▶ **INFORMATION GIVEN**:
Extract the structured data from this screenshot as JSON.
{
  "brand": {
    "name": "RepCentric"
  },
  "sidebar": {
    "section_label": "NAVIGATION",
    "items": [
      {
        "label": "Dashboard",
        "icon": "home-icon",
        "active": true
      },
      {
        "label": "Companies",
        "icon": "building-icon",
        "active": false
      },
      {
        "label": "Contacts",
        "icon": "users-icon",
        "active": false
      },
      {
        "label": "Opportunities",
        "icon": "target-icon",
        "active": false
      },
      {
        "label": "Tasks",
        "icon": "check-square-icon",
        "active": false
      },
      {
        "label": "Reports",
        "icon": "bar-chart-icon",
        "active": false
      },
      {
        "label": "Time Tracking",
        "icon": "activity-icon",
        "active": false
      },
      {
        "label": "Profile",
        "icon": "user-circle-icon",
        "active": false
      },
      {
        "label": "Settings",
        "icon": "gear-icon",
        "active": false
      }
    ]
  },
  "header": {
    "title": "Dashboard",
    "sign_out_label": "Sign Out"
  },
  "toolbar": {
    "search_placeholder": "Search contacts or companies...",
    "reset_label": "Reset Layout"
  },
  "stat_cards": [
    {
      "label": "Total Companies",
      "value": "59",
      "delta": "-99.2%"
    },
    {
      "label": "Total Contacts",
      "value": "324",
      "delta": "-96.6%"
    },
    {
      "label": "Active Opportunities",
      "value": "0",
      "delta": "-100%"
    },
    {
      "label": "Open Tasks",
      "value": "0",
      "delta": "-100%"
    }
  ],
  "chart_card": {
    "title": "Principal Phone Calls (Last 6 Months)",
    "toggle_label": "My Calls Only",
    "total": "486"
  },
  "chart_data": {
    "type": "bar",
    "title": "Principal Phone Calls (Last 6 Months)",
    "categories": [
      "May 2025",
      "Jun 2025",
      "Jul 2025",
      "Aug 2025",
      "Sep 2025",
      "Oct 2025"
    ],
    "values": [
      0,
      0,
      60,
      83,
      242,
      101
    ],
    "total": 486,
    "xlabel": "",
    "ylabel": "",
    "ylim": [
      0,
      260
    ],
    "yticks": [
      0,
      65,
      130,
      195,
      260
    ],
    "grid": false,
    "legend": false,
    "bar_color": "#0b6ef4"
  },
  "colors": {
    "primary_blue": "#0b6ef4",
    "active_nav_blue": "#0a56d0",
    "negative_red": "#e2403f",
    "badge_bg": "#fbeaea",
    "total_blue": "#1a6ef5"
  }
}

▶ **AIM**: Reproduce each record exactly, leaving nothing out.

▶ **RESPONSE BELOW**:
Extract the structured data from this screenshot as JSON.
{
  "brand": {
    "name": "RepCentric"
  },
  "sidebar": {
    "section_label": "NAVIGATION",
    "items": [
      {
        "label": "Dashboard",
        "icon": "home-icon",
        "active": true
      },
      {
        "label": "Companies",
        "icon": "building-icon",
        "active": false
      },
      {
        "label": "Contacts",
        "icon": "users-icon",
        "active": false
      },
      {
        "label": "Opportunities",
        "icon": "target-icon",
        "active": false
      },
      {
        "label": "Tasks",
        "icon": "check-square-icon",
        "active": false
      },
      {
        "label": "Reports",
        "icon": "bar-chart-icon",
        "active": false
      },
      {
        "label": "Time Tracking",
        "icon": "activity-icon",
        "active": false
      },
      {
        "label": "Profile",
        "icon": "user-circle-icon",
        "active": false
      },
      {
        "label": "Settings",
        "icon": "gear-icon",
        "active": false
      }
    ]
  },
  "header": {
    "title": "Dashboard",
    "sign_out_label": "Sign Out"
  },
  "toolbar": {
    "search_placeholder": "Search contacts or companies...",
    "reset_label": "Reset Layout"
  },
  "stat_cards": [
    {
      "label": "Total Companies",
      "value": "59",
      "delta": "-99.2%"
    },
    {
      "label": "Total Contacts",
      "value": "324",
      "delta": "-96.6%"
    },
    {
      "label": "Active Opportunities",
      "value": "0",
      "delta": "-100%"
    },
    {
      "label": "Open Tasks",
      "value": "0",
      "delta": "-100%"
    }
  ],
  "chart_card": {
    "title": "Principal Phone Calls (Last 6 Months)",
    "toggle_label": "My Calls Only",
    "total": "486"
  },
  "chart_data": {
    "type": "bar",
    "title": "Principal Phone Calls (Last 6 Months)",
    "categories": [
      "May 2025",
      "Jun 2025",
      "Jul 2025",
      "Aug 2025",
      "Sep 2025",
      "Oct 2025"
    ],
    "values": [
      0,
      0,
      60,
      83,
      242,
      101
    ],
    "total": 486,
    "xlabel": "",
    "ylabel": "",
    "ylim": [
      0,
      260
    ],
    "yticks": [
      0,
      65,
      130,
      195,
      260
    ],
    "grid": false,
    "legend": false,
    "bar_color": "#0b6ef4"
  },
  "colors": {
    "primary_blue": "#0b6ef4",
    "active_nav_blue": "#0a56d0",
    "negative_red": "#e2403f",
    "badge_bg": "#fbeaea",
    "total_blue": "#1a6ef5"
  }
}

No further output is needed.